SHORT EXERCISE :: Work out how many lines hold the string "label". Give that number and nothing more.

═══ ROWS

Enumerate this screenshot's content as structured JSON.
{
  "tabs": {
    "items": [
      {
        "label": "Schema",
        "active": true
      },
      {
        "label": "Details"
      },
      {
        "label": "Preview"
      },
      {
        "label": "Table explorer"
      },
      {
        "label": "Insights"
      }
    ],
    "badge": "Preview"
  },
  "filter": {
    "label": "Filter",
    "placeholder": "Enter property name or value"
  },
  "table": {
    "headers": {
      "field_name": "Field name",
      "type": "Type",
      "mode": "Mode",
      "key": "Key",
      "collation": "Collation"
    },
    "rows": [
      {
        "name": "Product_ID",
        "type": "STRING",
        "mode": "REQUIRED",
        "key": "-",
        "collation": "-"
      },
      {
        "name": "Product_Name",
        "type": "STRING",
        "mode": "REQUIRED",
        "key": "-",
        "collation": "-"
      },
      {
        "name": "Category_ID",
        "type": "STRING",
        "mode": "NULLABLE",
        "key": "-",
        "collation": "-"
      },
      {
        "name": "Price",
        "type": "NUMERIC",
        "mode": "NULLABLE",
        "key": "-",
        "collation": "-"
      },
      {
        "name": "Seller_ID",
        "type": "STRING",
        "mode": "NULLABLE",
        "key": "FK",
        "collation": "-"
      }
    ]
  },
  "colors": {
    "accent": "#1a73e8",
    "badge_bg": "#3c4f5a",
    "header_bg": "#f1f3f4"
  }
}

══════

OUTPUT FOR THIS EXERCISE :: 6